» REQUIRED TASK
Read the records below. Copy each line where the string "text" occurs.

# Start of EXERCISE DATA

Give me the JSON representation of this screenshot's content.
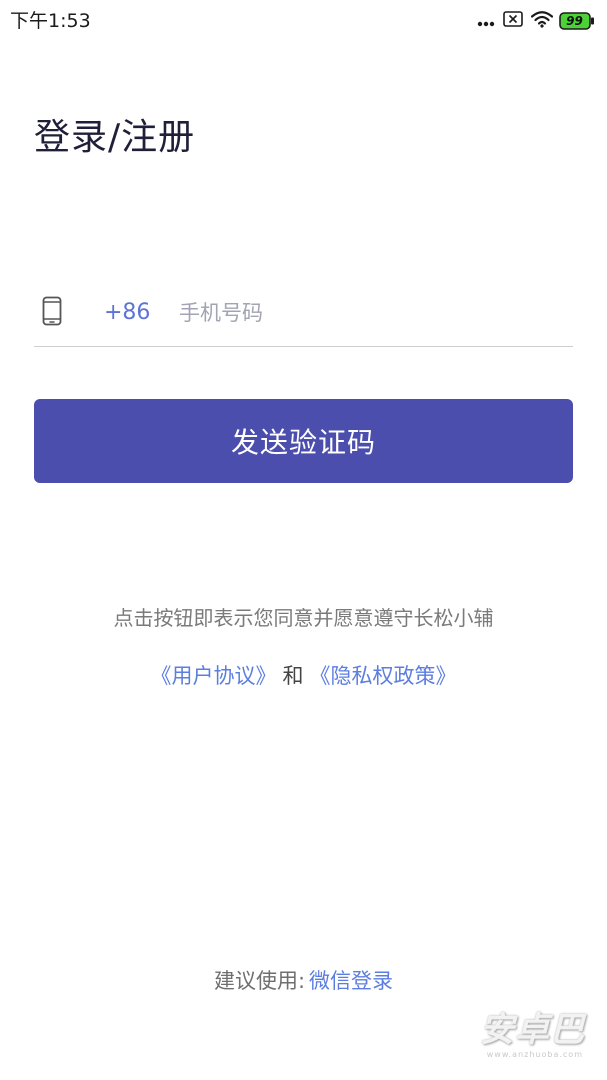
{
  "status_bar": {
    "time": "下午1:53",
    "battery": "99",
    "battery_color": "#4cd137"
  },
  "title": "登录/注册",
  "phone": {
    "icon": "mobile-phone-icon",
    "country_code": "+86",
    "placeholder": "手机号码",
    "value": ""
  },
  "send_button_label": "发送验证码",
  "agreement": {
    "text": "点击按钮即表示您同意并愿意遵守长松小辅",
    "user_agreement": "《用户协议》",
    "conjunction": "和",
    "privacy_policy": "《隐私权政策》"
  },
  "footer": {
    "label": "建议使用:",
    "wechat_login": "微信登录"
  },
  "watermark": {
    "text": "安卓巴",
    "sub": "www.anzhuoba.com"
  },
  "colors": {
    "accent": "#4c4ead",
    "link": "#5c7ee0",
    "country_code": "#5d73d6",
    "title": "#1f1f3a"
  }
}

# End of EXERCISE DATA

» TASK OUTPUT
    "text": "点击按钮即表示您同意并愿意遵守长松小辅",
    "text": "安卓巴",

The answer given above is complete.